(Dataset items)
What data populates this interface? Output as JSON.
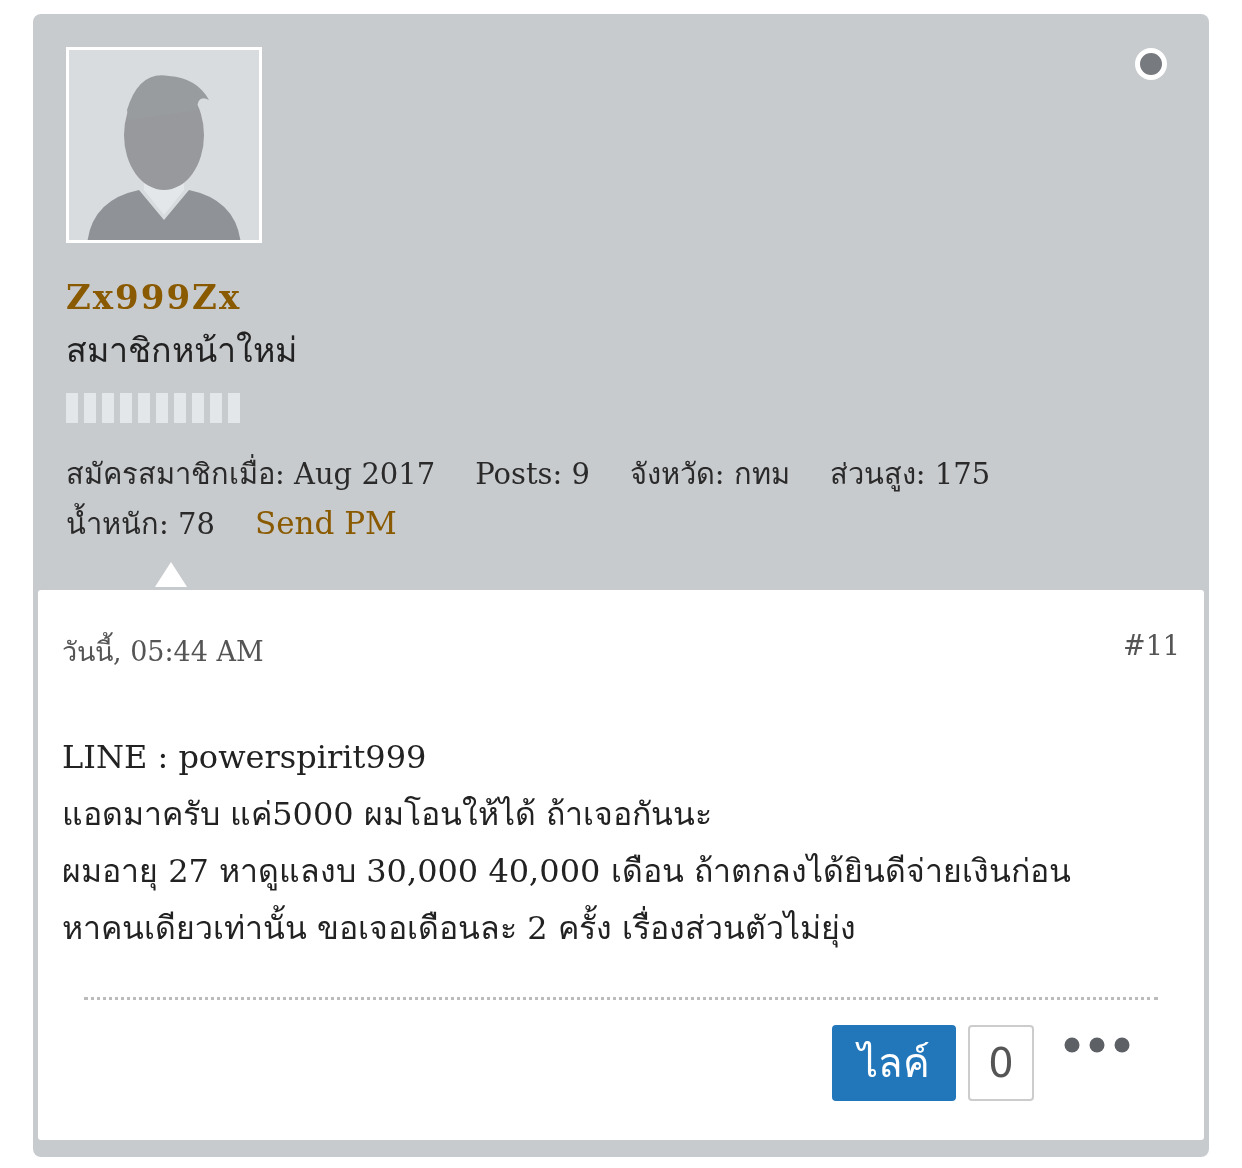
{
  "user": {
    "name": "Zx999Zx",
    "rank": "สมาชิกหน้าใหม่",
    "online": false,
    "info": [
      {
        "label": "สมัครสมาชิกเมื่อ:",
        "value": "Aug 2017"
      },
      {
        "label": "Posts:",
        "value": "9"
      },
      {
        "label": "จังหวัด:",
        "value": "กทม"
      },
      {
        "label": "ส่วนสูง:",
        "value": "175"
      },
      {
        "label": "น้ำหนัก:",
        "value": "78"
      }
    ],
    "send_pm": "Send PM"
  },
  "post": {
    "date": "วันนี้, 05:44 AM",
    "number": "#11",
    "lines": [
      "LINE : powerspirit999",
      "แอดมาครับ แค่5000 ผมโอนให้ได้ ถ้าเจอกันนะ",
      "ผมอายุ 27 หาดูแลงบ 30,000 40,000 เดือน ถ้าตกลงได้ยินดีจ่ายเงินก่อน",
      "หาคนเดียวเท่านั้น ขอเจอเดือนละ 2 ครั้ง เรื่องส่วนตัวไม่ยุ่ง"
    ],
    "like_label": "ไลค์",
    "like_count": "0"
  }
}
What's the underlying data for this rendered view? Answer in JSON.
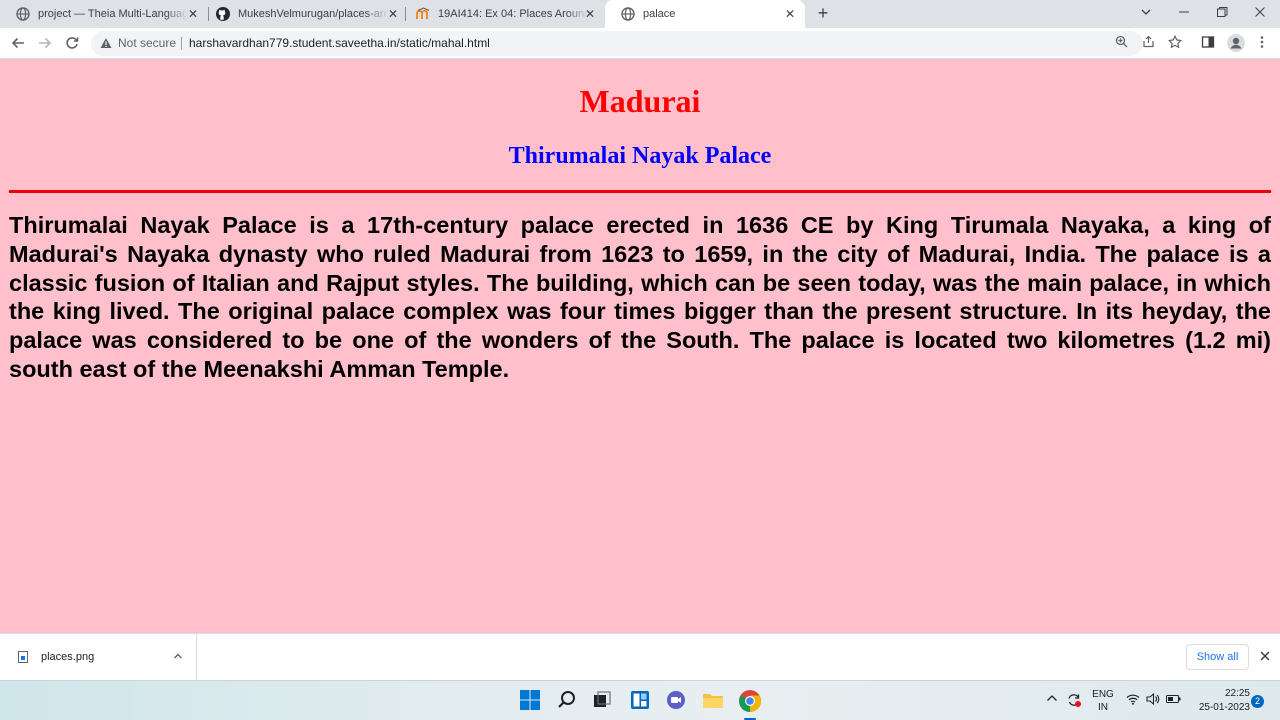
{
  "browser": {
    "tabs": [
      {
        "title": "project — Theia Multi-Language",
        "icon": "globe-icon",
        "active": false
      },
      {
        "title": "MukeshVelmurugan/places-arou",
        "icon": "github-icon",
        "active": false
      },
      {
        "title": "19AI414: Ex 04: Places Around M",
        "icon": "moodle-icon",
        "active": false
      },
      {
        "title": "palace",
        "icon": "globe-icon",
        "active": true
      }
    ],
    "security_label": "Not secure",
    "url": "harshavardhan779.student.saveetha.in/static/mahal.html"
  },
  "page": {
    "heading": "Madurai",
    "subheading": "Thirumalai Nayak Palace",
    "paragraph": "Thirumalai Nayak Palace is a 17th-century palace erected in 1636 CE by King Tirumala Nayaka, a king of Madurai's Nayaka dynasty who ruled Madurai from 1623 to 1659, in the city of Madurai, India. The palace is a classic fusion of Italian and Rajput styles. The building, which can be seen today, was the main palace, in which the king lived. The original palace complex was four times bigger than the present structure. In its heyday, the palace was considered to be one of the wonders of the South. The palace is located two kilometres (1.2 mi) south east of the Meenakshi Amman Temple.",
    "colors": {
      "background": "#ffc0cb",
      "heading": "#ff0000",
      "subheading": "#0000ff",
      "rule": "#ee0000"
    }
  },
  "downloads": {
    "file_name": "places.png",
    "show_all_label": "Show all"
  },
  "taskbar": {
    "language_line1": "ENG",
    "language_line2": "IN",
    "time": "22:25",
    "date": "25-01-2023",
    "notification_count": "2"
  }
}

→ **Problem to solve**:
Scan the entries above. Copy each line that has the string "icon".

→ **Exercise output**:
        "icon": "globe-icon",
        "icon": "github-icon",
        "icon": "moodle-icon",
        "icon": "globe-icon",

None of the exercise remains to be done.